* Given exercise:
Take down each entry exactly as written.

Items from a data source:
====================

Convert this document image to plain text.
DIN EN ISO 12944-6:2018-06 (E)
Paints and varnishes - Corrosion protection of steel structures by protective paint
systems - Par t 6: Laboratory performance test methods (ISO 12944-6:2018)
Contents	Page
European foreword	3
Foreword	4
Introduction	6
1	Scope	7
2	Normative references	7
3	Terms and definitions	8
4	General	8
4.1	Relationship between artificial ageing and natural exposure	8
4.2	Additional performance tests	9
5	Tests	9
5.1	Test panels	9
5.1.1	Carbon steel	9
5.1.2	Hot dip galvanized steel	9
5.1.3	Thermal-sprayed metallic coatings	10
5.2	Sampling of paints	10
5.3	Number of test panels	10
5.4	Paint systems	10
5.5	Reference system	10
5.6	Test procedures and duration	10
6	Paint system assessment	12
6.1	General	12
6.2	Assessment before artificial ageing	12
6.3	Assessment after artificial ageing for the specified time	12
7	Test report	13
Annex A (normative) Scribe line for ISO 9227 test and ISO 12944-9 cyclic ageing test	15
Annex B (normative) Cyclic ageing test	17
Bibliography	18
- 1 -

====================

* Task response:
Convert this document image to plain text.
DIN EN ISO 12944-6:2018-06 (E)
Paints and varnishes - Corrosion protection of steel structures by protective paint
systems - Par t 6: Laboratory performance test methods (ISO 12944-6:2018)
Contents	Page
European foreword	3
Foreword	4
Introduction	6
1	Scope	7
2	Normative references	7
3	Terms and definitions	8
4	General	8
4.1	Relationship between artificial ageing and natural exposure	8
4.2	Additional performance tests	9
5	Tests	9
5.1	Test panels	9
5.1.1	Carbon steel	9
5.1.2	Hot dip galvanized steel	9
5.1.3	Thermal-sprayed metallic coatings	10
5.2	Sampling of paints	10
5.3	Number of test panels	10
5.4	Paint systems	10
5.5	Reference system	10
5.6	Test procedures and duration	10
6	Paint system assessment	12
6.1	General	12
6.2	Assessment before artificial ageing	12
6.3	Assessment after artificial ageing for the specified time	12
7	Test report	13
Annex A (normative) Scribe line for ISO 9227 test and ISO 12944-9 cyclic ageing test	15
Annex B (normative) Cyclic ageing test	17
Bibliography	18
- 1 -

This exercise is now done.